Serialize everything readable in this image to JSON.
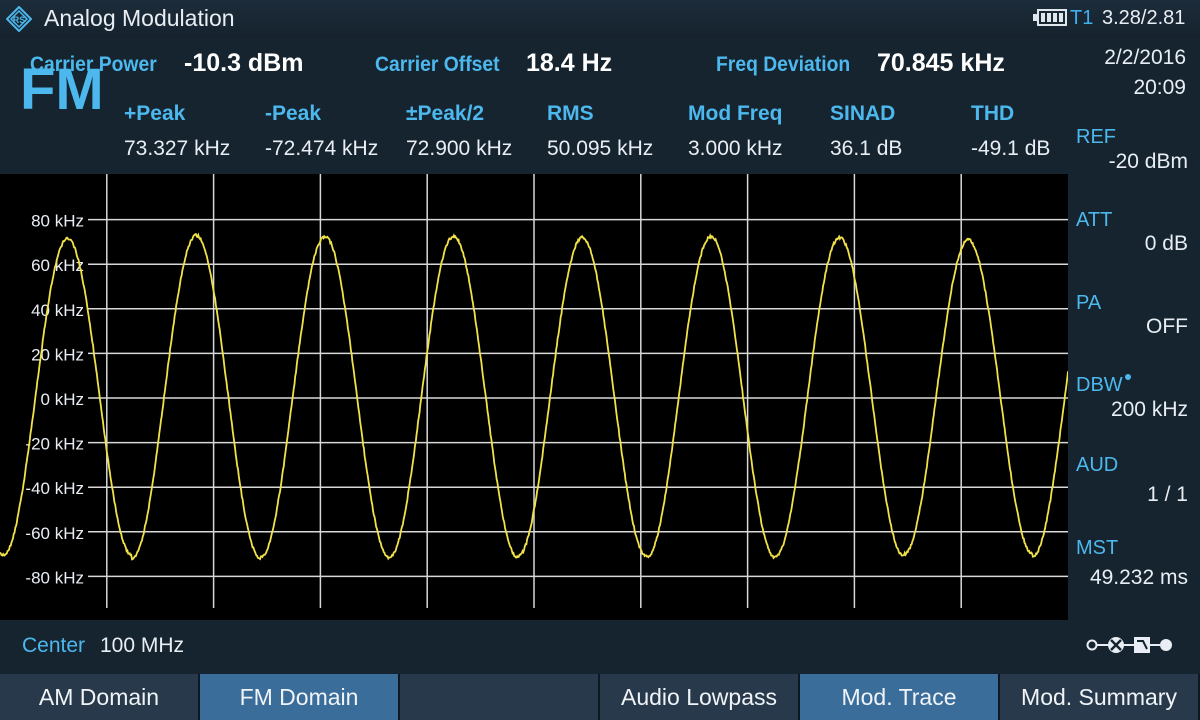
{
  "titlebar": {
    "title": "Analog Modulation",
    "trace": "T1",
    "version": "3.28/2.81",
    "logo_icon": "rs-diamond-logo-icon",
    "battery_icon": "battery-icon"
  },
  "header": {
    "carrier_power_label": "Carrier Power",
    "carrier_power_value": "-10.3 dBm",
    "carrier_offset_label": "Carrier Offset",
    "carrier_offset_value": "18.4 Hz",
    "freq_deviation_label": "Freq Deviation",
    "freq_deviation_value": "70.845 kHz",
    "modulation_type": "FM",
    "results": [
      {
        "label": "+Peak",
        "value": "73.327 kHz"
      },
      {
        "label": "-Peak",
        "value": "-72.474 kHz"
      },
      {
        "label": "±Peak/2",
        "value": "72.900 kHz"
      },
      {
        "label": "RMS",
        "value": "50.095 kHz"
      },
      {
        "label": "Mod Freq",
        "value": "3.000 kHz"
      },
      {
        "label": "SINAD",
        "value": "36.1 dB"
      },
      {
        "label": "THD",
        "value": "-49.1 dB"
      }
    ]
  },
  "right_panel": {
    "date": "2/2/2016",
    "time": "20:09",
    "items": [
      {
        "label": "REF",
        "value": "-20 dBm"
      },
      {
        "label": "ATT",
        "value": "0 dB"
      },
      {
        "label": "PA",
        "value": "OFF"
      },
      {
        "label": "DBW",
        "value": "200 kHz"
      },
      {
        "label": "AUD",
        "value": "1 / 1"
      },
      {
        "label": "MST",
        "value": "49.232 ms"
      }
    ],
    "connector_icon": "signal-path-icon"
  },
  "chart_data": {
    "type": "line",
    "y_tick_labels": [
      "80 kHz",
      "60 kHz",
      "40 kHz",
      "20 kHz",
      "0 kHz",
      "-20 kHz",
      "-40 kHz",
      "-60 kHz",
      "-80 kHz"
    ],
    "ylim": [
      -100,
      100
    ],
    "y_unit": "kHz",
    "grid": true,
    "series": [
      {
        "color": "#f2e24a",
        "waveform": "sine",
        "amplitude": 71,
        "offset": 0,
        "cycles": 8.3,
        "peak_values": [
          71,
          72.5,
          72,
          72,
          71.5,
          72,
          71.5,
          70.5,
          71.5
        ]
      }
    ]
  },
  "center": {
    "label": "Center",
    "value": "100 MHz"
  },
  "softkeys": [
    {
      "label": "AM Domain",
      "state": "normal"
    },
    {
      "label": "FM Domain",
      "state": "active"
    },
    {
      "label": "",
      "state": "normal"
    },
    {
      "label": "Audio Lowpass",
      "state": "normal"
    },
    {
      "label": "Mod. Trace",
      "state": "active"
    },
    {
      "label": "Mod. Summary",
      "state": "normal"
    }
  ],
  "colors": {
    "accent": "#4cb8ee",
    "trace": "#f2e24a",
    "active_softkey": "#3b6d9a",
    "panel": "#16242f"
  }
}
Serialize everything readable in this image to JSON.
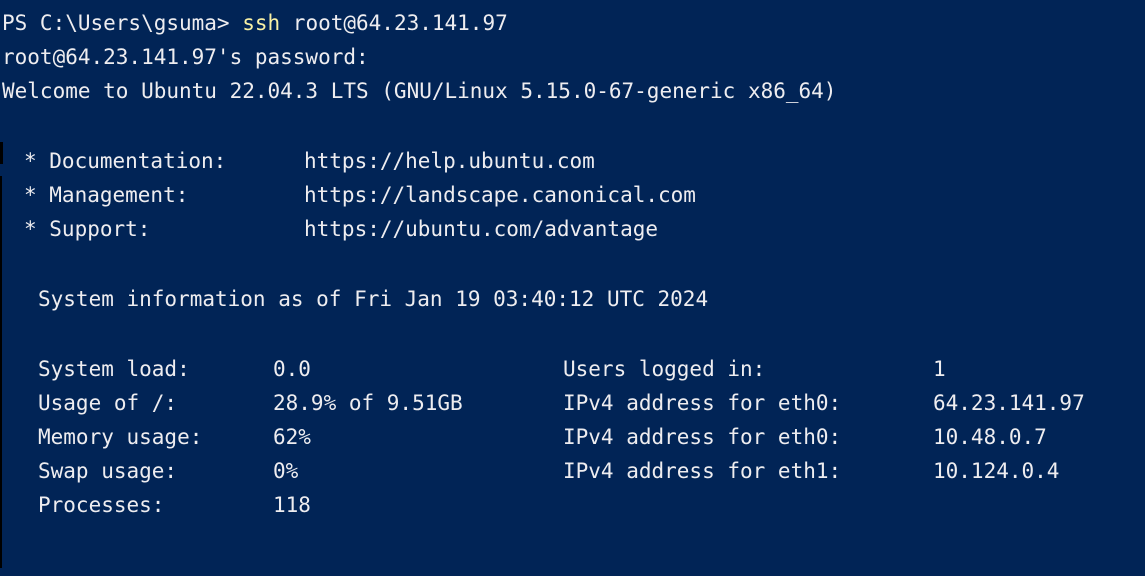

What you will do: In the copy, include all records verbatim but no images.

Answer for the task:
Serialize everything readable in this image to JSON.
{
  "titlebar": {
    "title": "Analog Modulation",
    "trace": "T1",
    "version": "3.28/2.81",
    "logo_icon": "rs-diamond-logo-icon",
    "battery_icon": "battery-icon"
  },
  "header": {
    "carrier_power_label": "Carrier Power",
    "carrier_power_value": "-10.3 dBm",
    "carrier_offset_label": "Carrier Offset",
    "carrier_offset_value": "18.4 Hz",
    "freq_deviation_label": "Freq Deviation",
    "freq_deviation_value": "70.845 kHz",
    "modulation_type": "FM",
    "results": [
      {
        "label": "+Peak",
        "value": "73.327 kHz"
      },
      {
        "label": "-Peak",
        "value": "-72.474 kHz"
      },
      {
        "label": "±Peak/2",
        "value": "72.900 kHz"
      },
      {
        "label": "RMS",
        "value": "50.095 kHz"
      },
      {
        "label": "Mod Freq",
        "value": "3.000 kHz"
      },
      {
        "label": "SINAD",
        "value": "36.1 dB"
      },
      {
        "label": "THD",
        "value": "-49.1 dB"
      }
    ]
  },
  "right_panel": {
    "date": "2/2/2016",
    "time": "20:09",
    "items": [
      {
        "label": "REF",
        "value": "-20 dBm"
      },
      {
        "label": "ATT",
        "value": "0 dB"
      },
      {
        "label": "PA",
        "value": "OFF"
      },
      {
        "label": "DBW",
        "value": "200 kHz"
      },
      {
        "label": "AUD",
        "value": "1 / 1"
      },
      {
        "label": "MST",
        "value": "49.232 ms"
      }
    ],
    "connector_icon": "signal-path-icon"
  },
  "chart_data": {
    "type": "line",
    "y_tick_labels": [
      "80 kHz",
      "60 kHz",
      "40 kHz",
      "20 kHz",
      "0 kHz",
      "-20 kHz",
      "-40 kHz",
      "-60 kHz",
      "-80 kHz"
    ],
    "ylim": [
      -100,
      100
    ],
    "y_unit": "kHz",
    "grid": true,
    "series": [
      {
        "color": "#f2e24a",
        "waveform": "sine",
        "amplitude": 71,
        "offset": 0,
        "cycles": 8.3,
        "peak_values": [
          71,
          72.5,
          72,
          72,
          71.5,
          72,
          71.5,
          70.5,
          71.5
        ]
      }
    ]
  },
  "center": {
    "label": "Center",
    "value": "100 MHz"
  },
  "softkeys": [
    {
      "label": "AM Domain",
      "state": "normal"
    },
    {
      "label": "FM Domain",
      "state": "active"
    },
    {
      "label": "",
      "state": "normal"
    },
    {
      "label": "Audio Lowpass",
      "state": "normal"
    },
    {
      "label": "Mod. Trace",
      "state": "active"
    },
    {
      "label": "Mod. Summary",
      "state": "normal"
    }
  ],
  "colors": {
    "accent": "#4cb8ee",
    "trace": "#f2e24a",
    "active_softkey": "#3b6d9a",
    "panel": "#16242f"
  }
}
Serialize everything readable in this image to JSON.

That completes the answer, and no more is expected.